- Work required
Collect all lines containing the word "Armia" from the data.

[Data entries for graphics]
================

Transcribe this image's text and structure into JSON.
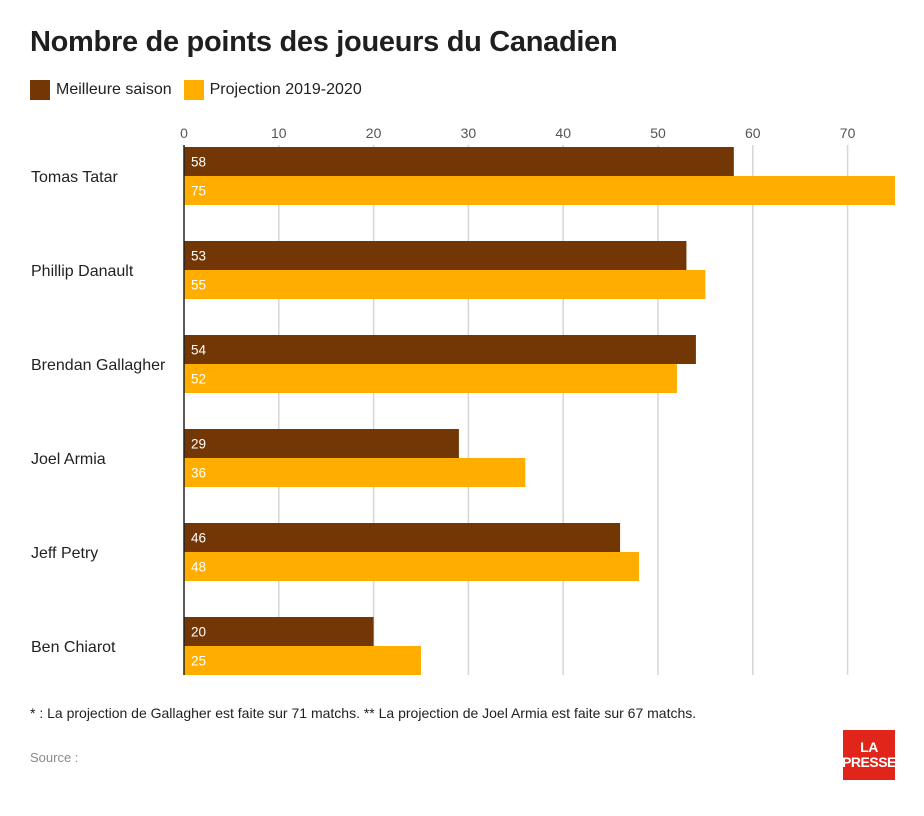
{
  "chart_data": {
    "type": "bar",
    "orientation": "horizontal",
    "title": "Nombre de points des joueurs du Canadien",
    "categories": [
      "Tomas Tatar",
      "Phillip Danault",
      "Brendan Gallagher",
      "Joel Armia",
      "Jeff Petry",
      "Ben Chiarot"
    ],
    "series": [
      {
        "name": "Meilleure saison",
        "color": "#733706",
        "values": [
          58,
          53,
          54,
          29,
          46,
          20
        ]
      },
      {
        "name": "Projection 2019-2020",
        "color": "#ffae00",
        "values": [
          75,
          55,
          52,
          36,
          48,
          25
        ]
      }
    ],
    "xlim": [
      0,
      75
    ],
    "xticks": [
      0,
      10,
      20,
      30,
      40,
      50,
      60,
      70
    ],
    "grid": "vertical",
    "legend": "top-left",
    "xlabel": "",
    "ylabel": ""
  },
  "footnote": "* : La projection de Gallagher est faite sur 71 matchs. ** La projection de Joel Armia est faite sur 67 matchs.",
  "source": "Source :",
  "logo": {
    "line1": "LA",
    "line2": "PRESSE",
    "color": "#e1251b"
  }
}
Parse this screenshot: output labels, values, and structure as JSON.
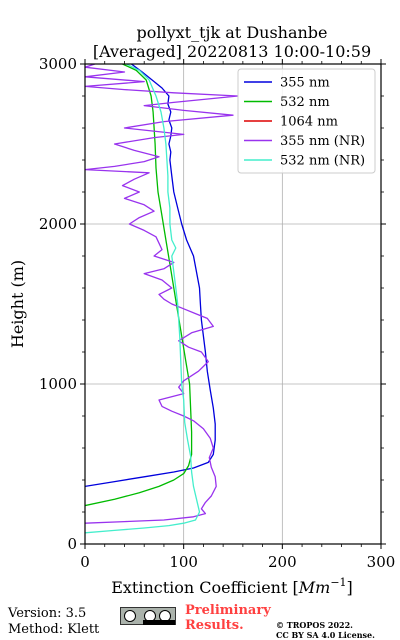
{
  "chart_data": {
    "type": "line",
    "title": [
      "pollyxt_tjk at Dushanbe",
      "[Averaged] 20220813 10:00-10:59"
    ],
    "xlabel": "Extinction Coefficient [Mm⁻¹]",
    "ylabel": "Height (m)",
    "xlim": [
      0,
      300
    ],
    "ylim": [
      0,
      3000
    ],
    "xticks": [
      "0",
      "100",
      "200",
      "300"
    ],
    "yticks": [
      "0",
      "1000",
      "2000",
      "3000"
    ],
    "grid": true,
    "legend_position": "top-right",
    "series": [
      {
        "name": "355 nm",
        "color": "#0000dd",
        "points": [
          [
            0,
            360
          ],
          [
            30,
            390
          ],
          [
            60,
            420
          ],
          [
            90,
            450
          ],
          [
            110,
            475
          ],
          [
            125,
            510
          ],
          [
            130,
            560
          ],
          [
            132,
            650
          ],
          [
            132,
            750
          ],
          [
            130,
            850
          ],
          [
            127,
            960
          ],
          [
            124,
            1080
          ],
          [
            122,
            1200
          ],
          [
            120,
            1300
          ],
          [
            118,
            1400
          ],
          [
            117,
            1500
          ],
          [
            116,
            1600
          ],
          [
            113,
            1700
          ],
          [
            110,
            1800
          ],
          [
            103,
            1900
          ],
          [
            98,
            2000
          ],
          [
            94,
            2100
          ],
          [
            90,
            2200
          ],
          [
            88,
            2300
          ],
          [
            86,
            2400
          ],
          [
            87,
            2450
          ],
          [
            85,
            2500
          ],
          [
            87,
            2550
          ],
          [
            88,
            2600
          ],
          [
            85,
            2650
          ],
          [
            87,
            2700
          ],
          [
            84,
            2750
          ],
          [
            85,
            2800
          ],
          [
            78,
            2850
          ],
          [
            68,
            2900
          ],
          [
            58,
            2950
          ],
          [
            47,
            3000
          ]
        ]
      },
      {
        "name": "532 nm",
        "color": "#00bb00",
        "points": [
          [
            0,
            240
          ],
          [
            30,
            280
          ],
          [
            55,
            320
          ],
          [
            75,
            360
          ],
          [
            90,
            400
          ],
          [
            100,
            440
          ],
          [
            105,
            490
          ],
          [
            108,
            560
          ],
          [
            108,
            700
          ],
          [
            107,
            850
          ],
          [
            106,
            1000
          ],
          [
            102,
            1150
          ],
          [
            98,
            1300
          ],
          [
            94,
            1450
          ],
          [
            90,
            1600
          ],
          [
            86,
            1750
          ],
          [
            82,
            1900
          ],
          [
            78,
            2050
          ],
          [
            74,
            2200
          ],
          [
            72,
            2350
          ],
          [
            71,
            2500
          ],
          [
            70,
            2600
          ],
          [
            69,
            2700
          ],
          [
            67,
            2800
          ],
          [
            62,
            2900
          ],
          [
            52,
            2960
          ],
          [
            38,
            3000
          ]
        ]
      },
      {
        "name": "1064 nm",
        "color": "#dd0000",
        "points": []
      },
      {
        "name": "355 nm (NR)",
        "color": "#9933ee",
        "points": [
          [
            0,
            130
          ],
          [
            40,
            140
          ],
          [
            80,
            150
          ],
          [
            110,
            170
          ],
          [
            122,
            190
          ],
          [
            118,
            220
          ],
          [
            122,
            260
          ],
          [
            128,
            300
          ],
          [
            133,
            360
          ],
          [
            132,
            420
          ],
          [
            128,
            480
          ],
          [
            126,
            540
          ],
          [
            130,
            600
          ],
          [
            127,
            660
          ],
          [
            120,
            720
          ],
          [
            110,
            770
          ],
          [
            100,
            800
          ],
          [
            88,
            830
          ],
          [
            78,
            860
          ],
          [
            75,
            900
          ],
          [
            100,
            940
          ],
          [
            95,
            980
          ],
          [
            100,
            1020
          ],
          [
            115,
            1080
          ],
          [
            125,
            1140
          ],
          [
            118,
            1200
          ],
          [
            105,
            1230
          ],
          [
            95,
            1270
          ],
          [
            108,
            1320
          ],
          [
            130,
            1360
          ],
          [
            124,
            1410
          ],
          [
            112,
            1440
          ],
          [
            100,
            1470
          ],
          [
            88,
            1500
          ],
          [
            80,
            1530
          ],
          [
            75,
            1560
          ],
          [
            88,
            1600
          ],
          [
            78,
            1650
          ],
          [
            60,
            1690
          ],
          [
            80,
            1720
          ],
          [
            90,
            1760
          ],
          [
            70,
            1800
          ],
          [
            78,
            1840
          ],
          [
            75,
            1880
          ],
          [
            72,
            1920
          ],
          [
            60,
            1960
          ],
          [
            45,
            2000
          ],
          [
            55,
            2040
          ],
          [
            70,
            2080
          ],
          [
            60,
            2120
          ],
          [
            40,
            2160
          ],
          [
            55,
            2200
          ],
          [
            38,
            2240
          ],
          [
            50,
            2280
          ],
          [
            65,
            2320
          ],
          [
            0,
            2340
          ],
          [
            30,
            2360
          ],
          [
            60,
            2390
          ],
          [
            75,
            2420
          ],
          [
            50,
            2460
          ],
          [
            30,
            2500
          ],
          [
            70,
            2540
          ],
          [
            100,
            2560
          ],
          [
            40,
            2600
          ],
          [
            80,
            2640
          ],
          [
            150,
            2680
          ],
          [
            100,
            2710
          ],
          [
            60,
            2740
          ],
          [
            90,
            2760
          ],
          [
            155,
            2800
          ],
          [
            90,
            2820
          ],
          [
            40,
            2840
          ],
          [
            0,
            2860
          ],
          [
            60,
            2890
          ],
          [
            0,
            2920
          ],
          [
            40,
            2950
          ],
          [
            0,
            2980
          ],
          [
            10,
            3000
          ]
        ]
      },
      {
        "name": "532 nm (NR)",
        "color": "#44eecc",
        "points": [
          [
            0,
            70
          ],
          [
            30,
            85
          ],
          [
            60,
            100
          ],
          [
            85,
            115
          ],
          [
            100,
            130
          ],
          [
            112,
            150
          ],
          [
            116,
            200
          ],
          [
            113,
            280
          ],
          [
            110,
            360
          ],
          [
            108,
            450
          ],
          [
            107,
            550
          ],
          [
            104,
            650
          ],
          [
            101,
            760
          ],
          [
            100,
            900
          ],
          [
            98,
            1000
          ],
          [
            97,
            1150
          ],
          [
            96,
            1300
          ],
          [
            95,
            1400
          ],
          [
            94,
            1500
          ],
          [
            92,
            1600
          ],
          [
            90,
            1700
          ],
          [
            88,
            1800
          ],
          [
            92,
            1850
          ],
          [
            88,
            1900
          ],
          [
            86,
            2000
          ],
          [
            86,
            2100
          ],
          [
            84,
            2200
          ],
          [
            84,
            2300
          ],
          [
            83,
            2400
          ],
          [
            82,
            2500
          ],
          [
            80,
            2600
          ],
          [
            77,
            2700
          ],
          [
            72,
            2800
          ],
          [
            65,
            2900
          ],
          [
            55,
            2960
          ],
          [
            42,
            3000
          ]
        ]
      }
    ]
  },
  "footer": {
    "version": "Version: 3.5",
    "method": "Method: Klett",
    "preliminary": "Preliminary Results.",
    "copyright_line1": "© TROPOS 2022.",
    "copyright_line2": "CC BY SA 4.0 License."
  }
}
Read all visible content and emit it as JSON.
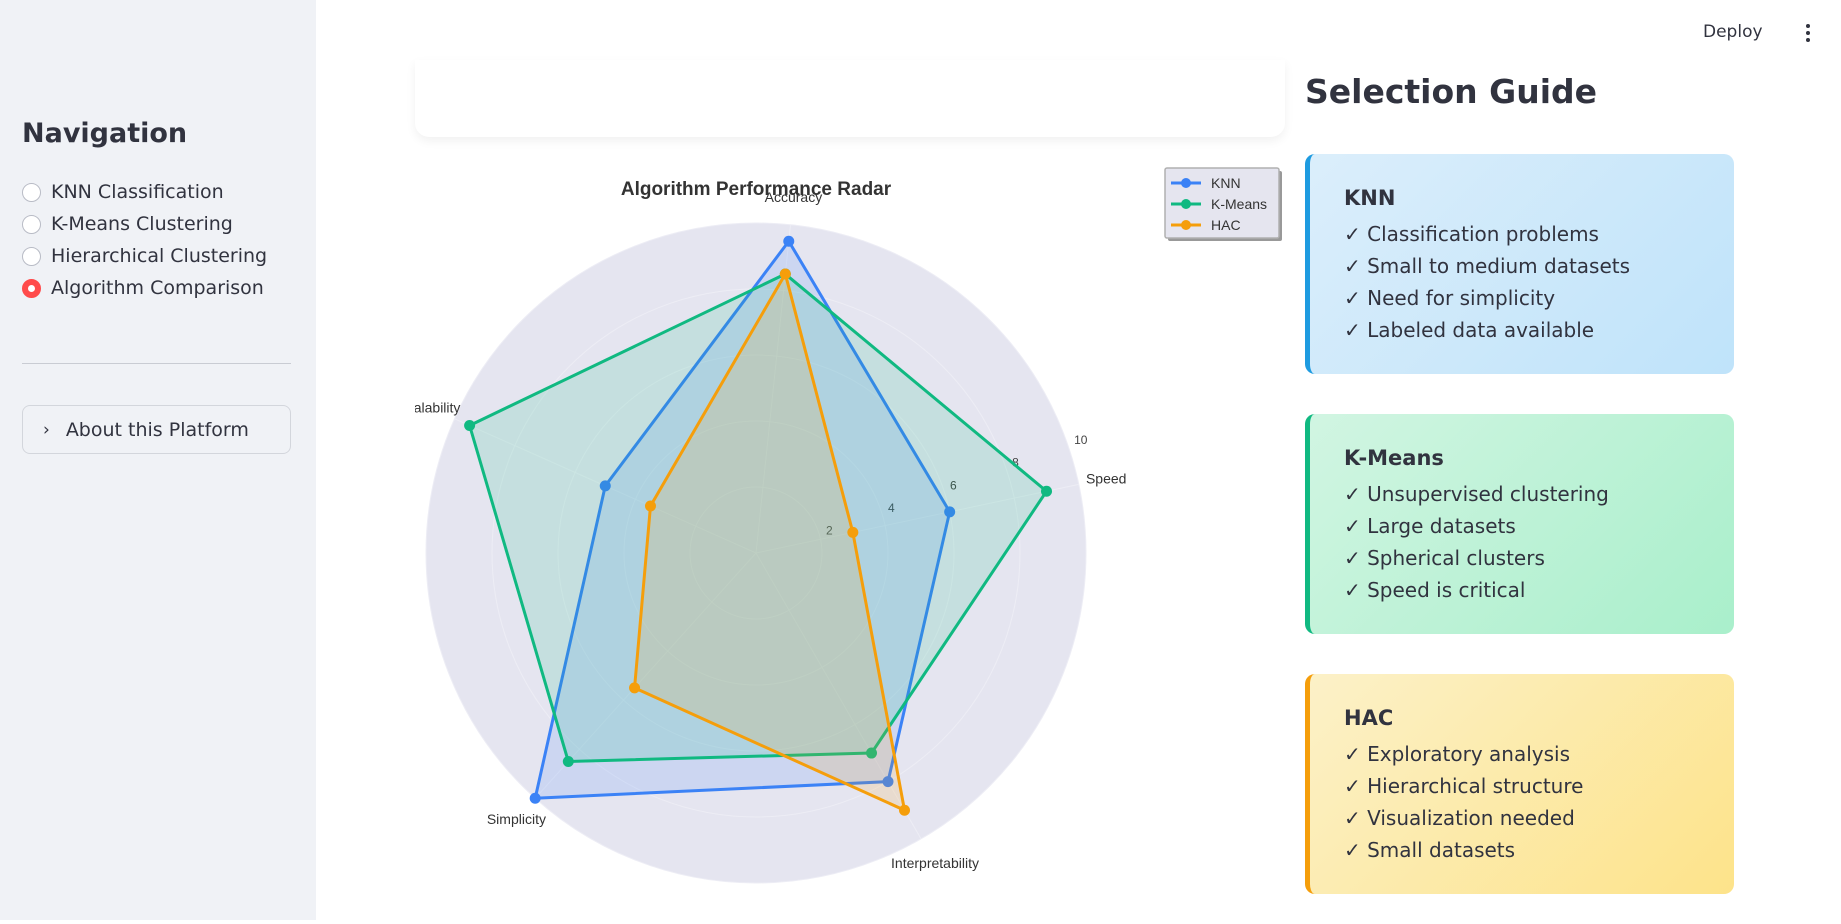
{
  "sidebar": {
    "title": "Navigation",
    "options": [
      {
        "label": "KNN Classification",
        "selected": false
      },
      {
        "label": "K-Means Clustering",
        "selected": false
      },
      {
        "label": "Hierarchical Clustering",
        "selected": false
      },
      {
        "label": "Algorithm Comparison",
        "selected": true
      }
    ],
    "expander_label": "About this Platform"
  },
  "header": {
    "deploy_label": "Deploy"
  },
  "chart_data": {
    "type": "radar",
    "title": "Algorithm Performance Radar",
    "axes": [
      "Accuracy",
      "Speed",
      "Interpretability",
      "Simplicity",
      "Scalability"
    ],
    "radial_ticks": [
      2,
      4,
      6,
      8,
      10
    ],
    "radial_range": [
      0,
      10
    ],
    "legend_position": "top-right",
    "series": [
      {
        "name": "KNN",
        "color": "#3b82f6",
        "values": [
          9.5,
          6,
          8,
          10,
          5
        ]
      },
      {
        "name": "K-Means",
        "color": "#10b981",
        "values": [
          8.5,
          9,
          7,
          8.5,
          9.5
        ]
      },
      {
        "name": "HAC",
        "color": "#f59e0b",
        "values": [
          8.5,
          3,
          9,
          5.5,
          3.5
        ]
      }
    ]
  },
  "guide": {
    "title": "Selection Guide",
    "cards": [
      {
        "title": "KNN",
        "items": [
          "✓ Classification problems",
          "✓ Small to medium datasets",
          "✓ Need for simplicity",
          "✓ Labeled data available"
        ]
      },
      {
        "title": "K-Means",
        "items": [
          "✓ Unsupervised clustering",
          "✓ Large datasets",
          "✓ Spherical clusters",
          "✓ Speed is critical"
        ]
      },
      {
        "title": "HAC",
        "items": [
          "✓ Exploratory analysis",
          "✓ Hierarchical structure",
          "✓ Visualization needed",
          "✓ Small datasets"
        ]
      }
    ]
  }
}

================

- Answer
      "Joel Armia",
  "footnote": "* : La projection de Gallagher est faite sur 71 matchs. ** La projection de Joel Armia est faite sur 67 matchs.",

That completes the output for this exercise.